THE EXERCISE: Check each line of the data for "emergenti" and select those that have it.

DATASET ENTRIES:
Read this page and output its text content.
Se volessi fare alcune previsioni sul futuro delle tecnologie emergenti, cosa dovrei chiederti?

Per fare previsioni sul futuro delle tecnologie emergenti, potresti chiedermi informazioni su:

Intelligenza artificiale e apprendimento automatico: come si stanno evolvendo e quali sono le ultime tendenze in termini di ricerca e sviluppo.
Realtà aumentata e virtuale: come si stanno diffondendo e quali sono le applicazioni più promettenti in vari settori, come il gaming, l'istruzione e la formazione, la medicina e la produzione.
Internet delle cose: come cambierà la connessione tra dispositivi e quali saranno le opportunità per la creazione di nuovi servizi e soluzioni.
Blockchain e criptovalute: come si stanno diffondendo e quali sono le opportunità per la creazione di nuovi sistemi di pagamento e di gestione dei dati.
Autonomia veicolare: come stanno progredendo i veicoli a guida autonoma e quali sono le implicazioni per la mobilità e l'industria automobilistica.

EXERCISE RESULT:
Se volessi fare alcune previsioni sul futuro delle tecnologie emergenti, cosa dovrei chiederti?
Per fare previsioni sul futuro delle tecnologie emergenti, potresti chiedermi informazioni su:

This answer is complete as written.